▶ [INPUT]:
————

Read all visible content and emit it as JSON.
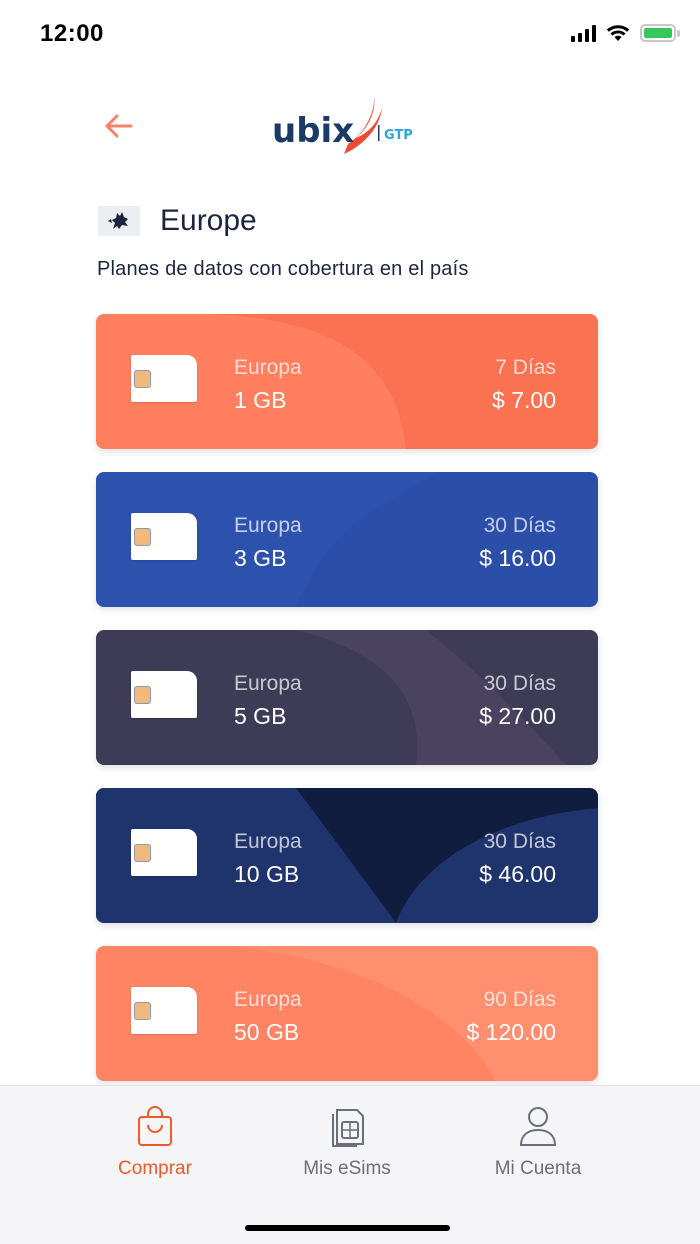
{
  "status_bar": {
    "time": "12:00",
    "battery_level": 1.0
  },
  "header": {
    "back_icon": "arrow-left-icon",
    "logo_text": "ubix",
    "logo_suffix": "GTP"
  },
  "region": {
    "flag_icon": "europe-map-icon",
    "name": "Europe"
  },
  "subtitle": "Planes de datos con cobertura en el país",
  "plans": [
    {
      "region": "Europa",
      "data": "1 GB",
      "duration": "7 Días",
      "price": "$ 7.00",
      "color": "#ff7f5f",
      "accent": "#fa6c4f"
    },
    {
      "region": "Europa",
      "data": "3 GB",
      "duration": "30 Días",
      "price": "$ 16.00",
      "color": "#2b4ea8",
      "accent": "#2f55b4"
    },
    {
      "region": "Europa",
      "data": "5 GB",
      "duration": "30 Días",
      "price": "$ 27.00",
      "color": "#3d3b55",
      "accent": "#4a4560"
    },
    {
      "region": "Europa",
      "data": "10 GB",
      "duration": "30 Días",
      "price": "$ 46.00",
      "color": "#111d3f",
      "accent": "#1f346c"
    },
    {
      "region": "Europa",
      "data": "50 GB",
      "duration": "90 Días",
      "price": "$ 120.00",
      "color": "#ff8464",
      "accent": "#ff9675"
    }
  ],
  "nav": {
    "buy_label": "Comprar",
    "esims_label": "Mis eSims",
    "account_label": "Mi Cuenta",
    "active": "buy"
  },
  "colors": {
    "accent": "#ec5a2c",
    "text": "#1c2440",
    "inactive": "#6b6f7a"
  }
}
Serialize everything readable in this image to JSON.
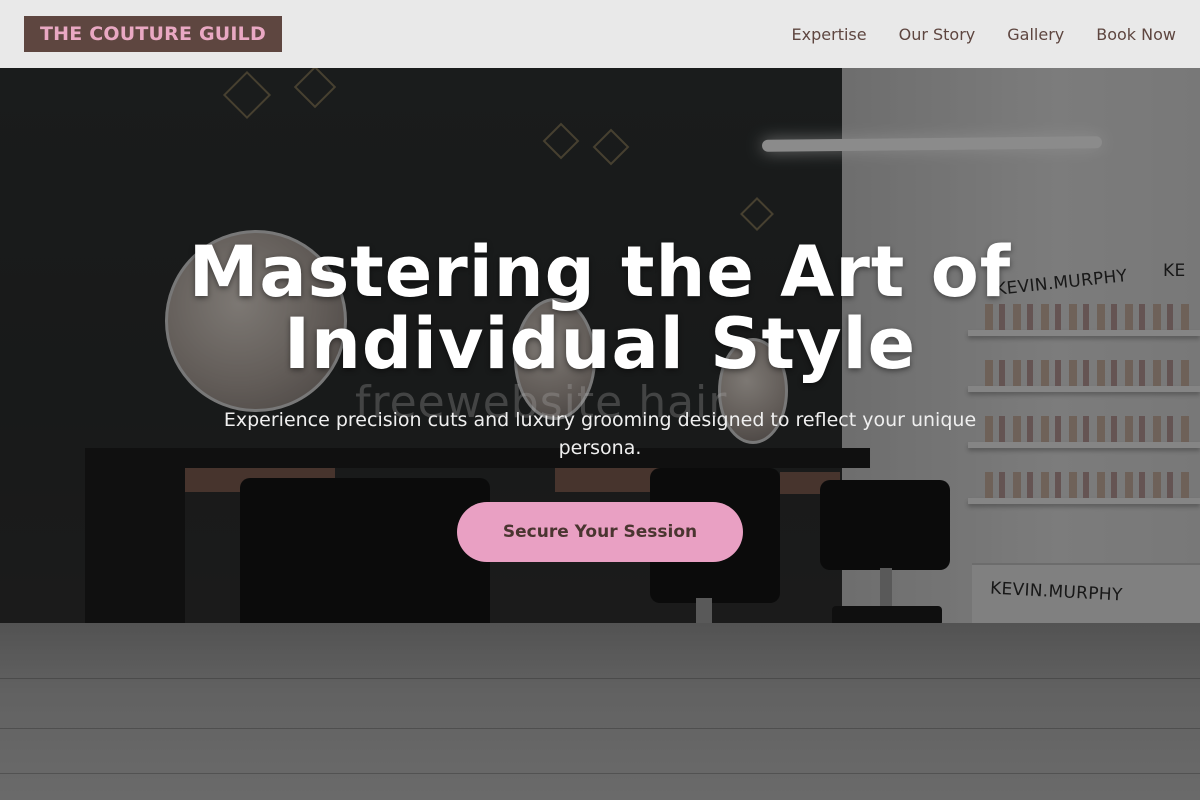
{
  "header": {
    "logo": "THE COUTURE GUILD",
    "nav": [
      {
        "label": "Expertise"
      },
      {
        "label": "Our Story"
      },
      {
        "label": "Gallery"
      },
      {
        "label": "Book Now"
      }
    ]
  },
  "hero": {
    "title_line1": "Mastering the Art of",
    "title_line2": "Individual Style",
    "subtitle": "Experience precision cuts and luxury grooming designed to reflect your unique persona.",
    "cta_label": "Secure Your Session",
    "watermark": "freewebsite hair",
    "brand_text_1": "KEVIN.MURPHY",
    "brand_text_2": "KEVIN.MURPHY",
    "brand_text_3": "KE"
  },
  "colors": {
    "header_bg": "#e9e9e9",
    "logo_bg": "#5e4640",
    "logo_text": "#e9a8c3",
    "nav_text": "#5e4640",
    "cta_bg": "#e9a0c3",
    "cta_text": "#4a3530"
  }
}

————

▶ [GOAL]: From the data above, work out how many lines hold "KEVIN". Answer with the number alone.

▶ [COMPLETE RESPONSE]: 2